*** Recorded data ***

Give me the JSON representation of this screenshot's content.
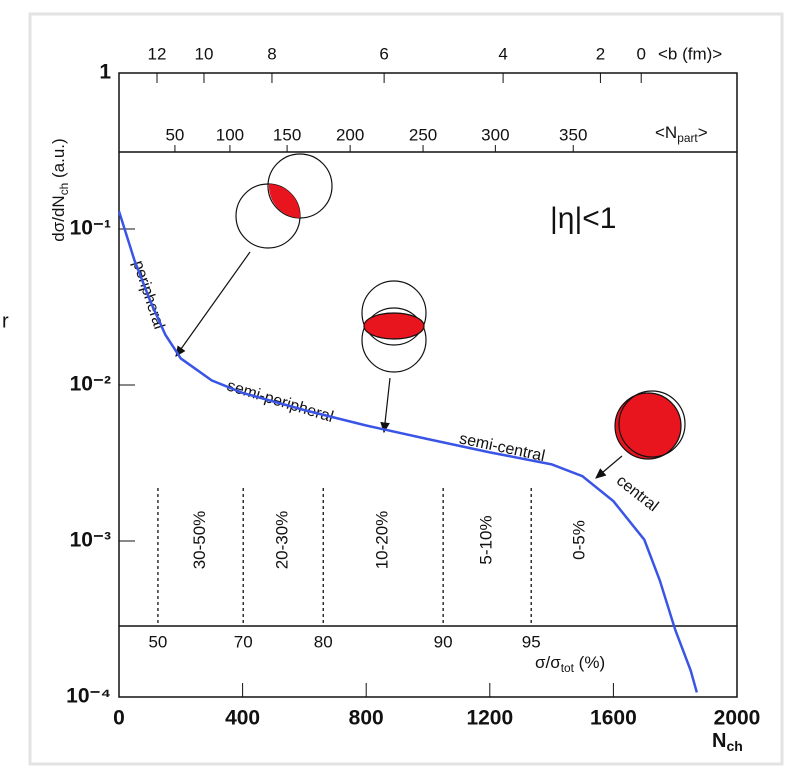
{
  "chart_data": {
    "type": "line",
    "log_y": true,
    "y_label": {
      "main": "dσ/dN",
      "sub": "ch",
      "tail": " (a.u.)"
    },
    "x_label": {
      "main": "N",
      "sub": "ch"
    },
    "xlim": [
      0,
      2000
    ],
    "xticks": [
      0,
      400,
      800,
      1200,
      1600,
      2000
    ],
    "ylim": [
      0.0001,
      1
    ],
    "yticks": [
      {
        "value": 0.0001,
        "label": "10⁻⁴"
      },
      {
        "value": 0.001,
        "label": "10⁻³"
      },
      {
        "value": 0.01,
        "label": "10⁻²"
      },
      {
        "value": 0.1,
        "label": "10⁻¹"
      },
      1
    ],
    "x": [
      0,
      50,
      100,
      150,
      200,
      300,
      400,
      600,
      800,
      1000,
      1200,
      1400,
      1500,
      1600,
      1700,
      1750,
      1800,
      1850,
      1870
    ],
    "series": [
      {
        "color": "#3a55e6",
        "values": [
          0.13,
          0.063,
          0.035,
          0.021,
          0.0148,
          0.0107,
          0.0089,
          0.0069,
          0.0055,
          0.0045,
          0.0037,
          0.0031,
          0.0026,
          0.0018,
          0.00102,
          0.00056,
          0.00027,
          0.000148,
          0.000107
        ]
      }
    ],
    "b_axis": {
      "label": "<b (fm)>",
      "ticks": [
        {
          "value": 12,
          "x": 123
        },
        {
          "value": 10,
          "x": 275
        },
        {
          "value": 8,
          "x": 495
        },
        {
          "value": 6,
          "x": 858
        },
        {
          "value": 4,
          "x": 1243
        },
        {
          "value": 2,
          "x": 1558
        },
        {
          "value": 0,
          "x": 1690
        }
      ]
    },
    "npart_axis": {
      "label": {
        "main": "<N",
        "sub": "part",
        "tail": ">"
      },
      "ticks": [
        {
          "value": 50,
          "x": 181
        },
        {
          "value": 100,
          "x": 359
        },
        {
          "value": 150,
          "x": 544
        },
        {
          "value": 200,
          "x": 748
        },
        {
          "value": 250,
          "x": 984
        },
        {
          "value": 300,
          "x": 1218
        },
        {
          "value": 350,
          "x": 1470
        }
      ]
    },
    "centrality_axis": {
      "label": {
        "main": "σ/σ",
        "sub": "tot",
        "tail": " (%)"
      },
      "ticks": [
        {
          "value": 50,
          "x": 126
        },
        {
          "value": 70,
          "x": 402
        },
        {
          "value": 80,
          "x": 661
        },
        {
          "value": 90,
          "x": 1049
        },
        {
          "value": 95,
          "x": 1334
        }
      ]
    },
    "classes": [
      "30-50%",
      "20-30%",
      "10-20%",
      "5-10%",
      "0-5%"
    ],
    "annotations": {
      "eta": "|η|<1",
      "peripheral": "peripheral",
      "semi_peripheral": "semi-peripheral",
      "semi_central": "semi-central",
      "central": "central"
    },
    "side_text": "r"
  }
}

***

Written task:
Say how many lines above contain the string "semi". Answer with the number only.

Response to this exercise:
2